▶ [REQUIREMENTS] Retype the records below word for word and omit any image.

▶ [THE RECORDS]
** BEGIN **
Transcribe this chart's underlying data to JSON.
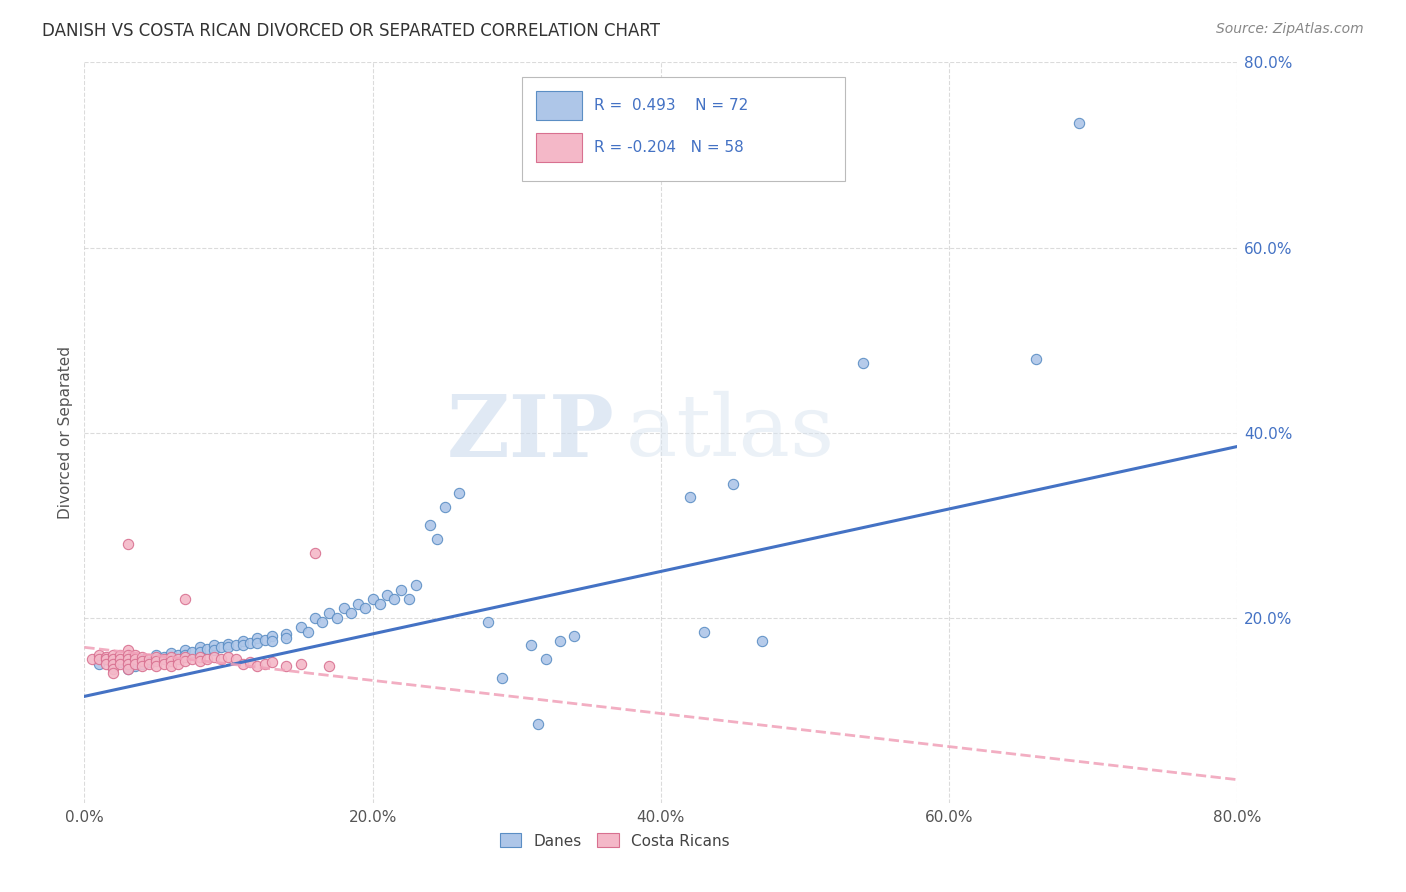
{
  "title": "DANISH VS COSTA RICAN DIVORCED OR SEPARATED CORRELATION CHART",
  "source": "Source: ZipAtlas.com",
  "ylabel": "Divorced or Separated",
  "xlim": [
    0.0,
    0.8
  ],
  "ylim": [
    0.0,
    0.8
  ],
  "xtick_labels": [
    "0.0%",
    "",
    "20.0%",
    "",
    "40.0%",
    "",
    "60.0%",
    "",
    "80.0%"
  ],
  "xtick_vals": [
    0.0,
    0.1,
    0.2,
    0.3,
    0.4,
    0.5,
    0.6,
    0.7,
    0.8
  ],
  "ytick_labels": [
    "20.0%",
    "40.0%",
    "60.0%",
    "80.0%"
  ],
  "ytick_vals": [
    0.2,
    0.4,
    0.6,
    0.8
  ],
  "legend_bottom": [
    "Danes",
    "Costa Ricans"
  ],
  "r_danes": 0.493,
  "n_danes": 72,
  "r_costa": -0.204,
  "n_costa": 58,
  "danes_color": "#aec6e8",
  "costa_color": "#f4b8c8",
  "danes_edge_color": "#5b8ec4",
  "costa_edge_color": "#d87090",
  "danes_line_color": "#4472c4",
  "costa_line_color": "#f0a0b8",
  "danes_scatter": [
    [
      0.01,
      0.15
    ],
    [
      0.015,
      0.155
    ],
    [
      0.02,
      0.148
    ],
    [
      0.025,
      0.152
    ],
    [
      0.03,
      0.145
    ],
    [
      0.03,
      0.15
    ],
    [
      0.035,
      0.148
    ],
    [
      0.04,
      0.155
    ],
    [
      0.04,
      0.15
    ],
    [
      0.045,
      0.152
    ],
    [
      0.05,
      0.16
    ],
    [
      0.05,
      0.155
    ],
    [
      0.055,
      0.158
    ],
    [
      0.06,
      0.162
    ],
    [
      0.06,
      0.157
    ],
    [
      0.065,
      0.16
    ],
    [
      0.07,
      0.165
    ],
    [
      0.07,
      0.16
    ],
    [
      0.075,
      0.163
    ],
    [
      0.08,
      0.168
    ],
    [
      0.08,
      0.163
    ],
    [
      0.085,
      0.166
    ],
    [
      0.09,
      0.17
    ],
    [
      0.09,
      0.165
    ],
    [
      0.095,
      0.168
    ],
    [
      0.1,
      0.172
    ],
    [
      0.1,
      0.168
    ],
    [
      0.105,
      0.17
    ],
    [
      0.11,
      0.175
    ],
    [
      0.11,
      0.17
    ],
    [
      0.115,
      0.173
    ],
    [
      0.12,
      0.178
    ],
    [
      0.12,
      0.173
    ],
    [
      0.125,
      0.176
    ],
    [
      0.13,
      0.18
    ],
    [
      0.13,
      0.175
    ],
    [
      0.14,
      0.182
    ],
    [
      0.14,
      0.178
    ],
    [
      0.15,
      0.19
    ],
    [
      0.155,
      0.185
    ],
    [
      0.16,
      0.2
    ],
    [
      0.165,
      0.195
    ],
    [
      0.17,
      0.205
    ],
    [
      0.175,
      0.2
    ],
    [
      0.18,
      0.21
    ],
    [
      0.185,
      0.205
    ],
    [
      0.19,
      0.215
    ],
    [
      0.195,
      0.21
    ],
    [
      0.2,
      0.22
    ],
    [
      0.205,
      0.215
    ],
    [
      0.21,
      0.225
    ],
    [
      0.215,
      0.22
    ],
    [
      0.22,
      0.23
    ],
    [
      0.225,
      0.22
    ],
    [
      0.23,
      0.235
    ],
    [
      0.24,
      0.3
    ],
    [
      0.245,
      0.285
    ],
    [
      0.25,
      0.32
    ],
    [
      0.26,
      0.335
    ],
    [
      0.28,
      0.195
    ],
    [
      0.29,
      0.135
    ],
    [
      0.31,
      0.17
    ],
    [
      0.315,
      0.085
    ],
    [
      0.32,
      0.155
    ],
    [
      0.33,
      0.175
    ],
    [
      0.34,
      0.18
    ],
    [
      0.42,
      0.33
    ],
    [
      0.43,
      0.185
    ],
    [
      0.45,
      0.345
    ],
    [
      0.47,
      0.175
    ],
    [
      0.54,
      0.475
    ],
    [
      0.66,
      0.48
    ],
    [
      0.69,
      0.735
    ]
  ],
  "costa_scatter": [
    [
      0.005,
      0.155
    ],
    [
      0.01,
      0.16
    ],
    [
      0.01,
      0.155
    ],
    [
      0.015,
      0.158
    ],
    [
      0.015,
      0.155
    ],
    [
      0.015,
      0.15
    ],
    [
      0.02,
      0.16
    ],
    [
      0.02,
      0.155
    ],
    [
      0.02,
      0.15
    ],
    [
      0.02,
      0.145
    ],
    [
      0.02,
      0.14
    ],
    [
      0.025,
      0.16
    ],
    [
      0.025,
      0.155
    ],
    [
      0.025,
      0.15
    ],
    [
      0.03,
      0.165
    ],
    [
      0.03,
      0.16
    ],
    [
      0.03,
      0.155
    ],
    [
      0.03,
      0.15
    ],
    [
      0.03,
      0.145
    ],
    [
      0.03,
      0.28
    ],
    [
      0.035,
      0.16
    ],
    [
      0.035,
      0.155
    ],
    [
      0.035,
      0.15
    ],
    [
      0.04,
      0.158
    ],
    [
      0.04,
      0.153
    ],
    [
      0.04,
      0.148
    ],
    [
      0.045,
      0.155
    ],
    [
      0.045,
      0.15
    ],
    [
      0.05,
      0.158
    ],
    [
      0.05,
      0.153
    ],
    [
      0.05,
      0.148
    ],
    [
      0.055,
      0.155
    ],
    [
      0.055,
      0.15
    ],
    [
      0.06,
      0.158
    ],
    [
      0.06,
      0.153
    ],
    [
      0.06,
      0.148
    ],
    [
      0.065,
      0.155
    ],
    [
      0.065,
      0.15
    ],
    [
      0.07,
      0.22
    ],
    [
      0.07,
      0.158
    ],
    [
      0.07,
      0.153
    ],
    [
      0.075,
      0.155
    ],
    [
      0.08,
      0.158
    ],
    [
      0.08,
      0.153
    ],
    [
      0.085,
      0.155
    ],
    [
      0.09,
      0.158
    ],
    [
      0.095,
      0.155
    ],
    [
      0.1,
      0.158
    ],
    [
      0.105,
      0.155
    ],
    [
      0.11,
      0.15
    ],
    [
      0.115,
      0.152
    ],
    [
      0.12,
      0.148
    ],
    [
      0.125,
      0.15
    ],
    [
      0.13,
      0.152
    ],
    [
      0.14,
      0.148
    ],
    [
      0.15,
      0.15
    ],
    [
      0.16,
      0.27
    ],
    [
      0.17,
      0.148
    ]
  ],
  "danes_trendline": [
    [
      0.0,
      0.115
    ],
    [
      0.8,
      0.385
    ]
  ],
  "costa_trendline": [
    [
      0.0,
      0.168
    ],
    [
      0.8,
      0.025
    ]
  ],
  "watermark_zip": "ZIP",
  "watermark_atlas": "atlas",
  "background_color": "#ffffff",
  "grid_color": "#cccccc",
  "title_color": "#333333",
  "ylabel_color": "#555555",
  "ytick_color": "#4472c4",
  "xtick_color": "#555555",
  "source_color": "#888888"
}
** END **
▶ [ANSWER TO THE EXERCISE]
Transcribe this chart's underlying data to JSON.
{
  "title": "DANISH VS COSTA RICAN DIVORCED OR SEPARATED CORRELATION CHART",
  "source": "Source: ZipAtlas.com",
  "ylabel": "Divorced or Separated",
  "xlim": [
    0.0,
    0.8
  ],
  "ylim": [
    0.0,
    0.8
  ],
  "xtick_labels": [
    "0.0%",
    "",
    "20.0%",
    "",
    "40.0%",
    "",
    "60.0%",
    "",
    "80.0%"
  ],
  "xtick_vals": [
    0.0,
    0.1,
    0.2,
    0.3,
    0.4,
    0.5,
    0.6,
    0.7,
    0.8
  ],
  "ytick_labels": [
    "20.0%",
    "40.0%",
    "60.0%",
    "80.0%"
  ],
  "ytick_vals": [
    0.2,
    0.4,
    0.6,
    0.8
  ],
  "legend_bottom": [
    "Danes",
    "Costa Ricans"
  ],
  "r_danes": 0.493,
  "n_danes": 72,
  "r_costa": -0.204,
  "n_costa": 58,
  "danes_color": "#aec6e8",
  "costa_color": "#f4b8c8",
  "danes_edge_color": "#5b8ec4",
  "costa_edge_color": "#d87090",
  "danes_line_color": "#4472c4",
  "costa_line_color": "#f0a0b8",
  "danes_scatter": [
    [
      0.01,
      0.15
    ],
    [
      0.015,
      0.155
    ],
    [
      0.02,
      0.148
    ],
    [
      0.025,
      0.152
    ],
    [
      0.03,
      0.145
    ],
    [
      0.03,
      0.15
    ],
    [
      0.035,
      0.148
    ],
    [
      0.04,
      0.155
    ],
    [
      0.04,
      0.15
    ],
    [
      0.045,
      0.152
    ],
    [
      0.05,
      0.16
    ],
    [
      0.05,
      0.155
    ],
    [
      0.055,
      0.158
    ],
    [
      0.06,
      0.162
    ],
    [
      0.06,
      0.157
    ],
    [
      0.065,
      0.16
    ],
    [
      0.07,
      0.165
    ],
    [
      0.07,
      0.16
    ],
    [
      0.075,
      0.163
    ],
    [
      0.08,
      0.168
    ],
    [
      0.08,
      0.163
    ],
    [
      0.085,
      0.166
    ],
    [
      0.09,
      0.17
    ],
    [
      0.09,
      0.165
    ],
    [
      0.095,
      0.168
    ],
    [
      0.1,
      0.172
    ],
    [
      0.1,
      0.168
    ],
    [
      0.105,
      0.17
    ],
    [
      0.11,
      0.175
    ],
    [
      0.11,
      0.17
    ],
    [
      0.115,
      0.173
    ],
    [
      0.12,
      0.178
    ],
    [
      0.12,
      0.173
    ],
    [
      0.125,
      0.176
    ],
    [
      0.13,
      0.18
    ],
    [
      0.13,
      0.175
    ],
    [
      0.14,
      0.182
    ],
    [
      0.14,
      0.178
    ],
    [
      0.15,
      0.19
    ],
    [
      0.155,
      0.185
    ],
    [
      0.16,
      0.2
    ],
    [
      0.165,
      0.195
    ],
    [
      0.17,
      0.205
    ],
    [
      0.175,
      0.2
    ],
    [
      0.18,
      0.21
    ],
    [
      0.185,
      0.205
    ],
    [
      0.19,
      0.215
    ],
    [
      0.195,
      0.21
    ],
    [
      0.2,
      0.22
    ],
    [
      0.205,
      0.215
    ],
    [
      0.21,
      0.225
    ],
    [
      0.215,
      0.22
    ],
    [
      0.22,
      0.23
    ],
    [
      0.225,
      0.22
    ],
    [
      0.23,
      0.235
    ],
    [
      0.24,
      0.3
    ],
    [
      0.245,
      0.285
    ],
    [
      0.25,
      0.32
    ],
    [
      0.26,
      0.335
    ],
    [
      0.28,
      0.195
    ],
    [
      0.29,
      0.135
    ],
    [
      0.31,
      0.17
    ],
    [
      0.315,
      0.085
    ],
    [
      0.32,
      0.155
    ],
    [
      0.33,
      0.175
    ],
    [
      0.34,
      0.18
    ],
    [
      0.42,
      0.33
    ],
    [
      0.43,
      0.185
    ],
    [
      0.45,
      0.345
    ],
    [
      0.47,
      0.175
    ],
    [
      0.54,
      0.475
    ],
    [
      0.66,
      0.48
    ],
    [
      0.69,
      0.735
    ]
  ],
  "costa_scatter": [
    [
      0.005,
      0.155
    ],
    [
      0.01,
      0.16
    ],
    [
      0.01,
      0.155
    ],
    [
      0.015,
      0.158
    ],
    [
      0.015,
      0.155
    ],
    [
      0.015,
      0.15
    ],
    [
      0.02,
      0.16
    ],
    [
      0.02,
      0.155
    ],
    [
      0.02,
      0.15
    ],
    [
      0.02,
      0.145
    ],
    [
      0.02,
      0.14
    ],
    [
      0.025,
      0.16
    ],
    [
      0.025,
      0.155
    ],
    [
      0.025,
      0.15
    ],
    [
      0.03,
      0.165
    ],
    [
      0.03,
      0.16
    ],
    [
      0.03,
      0.155
    ],
    [
      0.03,
      0.15
    ],
    [
      0.03,
      0.145
    ],
    [
      0.03,
      0.28
    ],
    [
      0.035,
      0.16
    ],
    [
      0.035,
      0.155
    ],
    [
      0.035,
      0.15
    ],
    [
      0.04,
      0.158
    ],
    [
      0.04,
      0.153
    ],
    [
      0.04,
      0.148
    ],
    [
      0.045,
      0.155
    ],
    [
      0.045,
      0.15
    ],
    [
      0.05,
      0.158
    ],
    [
      0.05,
      0.153
    ],
    [
      0.05,
      0.148
    ],
    [
      0.055,
      0.155
    ],
    [
      0.055,
      0.15
    ],
    [
      0.06,
      0.158
    ],
    [
      0.06,
      0.153
    ],
    [
      0.06,
      0.148
    ],
    [
      0.065,
      0.155
    ],
    [
      0.065,
      0.15
    ],
    [
      0.07,
      0.22
    ],
    [
      0.07,
      0.158
    ],
    [
      0.07,
      0.153
    ],
    [
      0.075,
      0.155
    ],
    [
      0.08,
      0.158
    ],
    [
      0.08,
      0.153
    ],
    [
      0.085,
      0.155
    ],
    [
      0.09,
      0.158
    ],
    [
      0.095,
      0.155
    ],
    [
      0.1,
      0.158
    ],
    [
      0.105,
      0.155
    ],
    [
      0.11,
      0.15
    ],
    [
      0.115,
      0.152
    ],
    [
      0.12,
      0.148
    ],
    [
      0.125,
      0.15
    ],
    [
      0.13,
      0.152
    ],
    [
      0.14,
      0.148
    ],
    [
      0.15,
      0.15
    ],
    [
      0.16,
      0.27
    ],
    [
      0.17,
      0.148
    ]
  ],
  "danes_trendline": [
    [
      0.0,
      0.115
    ],
    [
      0.8,
      0.385
    ]
  ],
  "costa_trendline": [
    [
      0.0,
      0.168
    ],
    [
      0.8,
      0.025
    ]
  ],
  "watermark_zip": "ZIP",
  "watermark_atlas": "atlas",
  "background_color": "#ffffff",
  "grid_color": "#cccccc",
  "title_color": "#333333",
  "ylabel_color": "#555555",
  "ytick_color": "#4472c4",
  "xtick_color": "#555555",
  "source_color": "#888888"
}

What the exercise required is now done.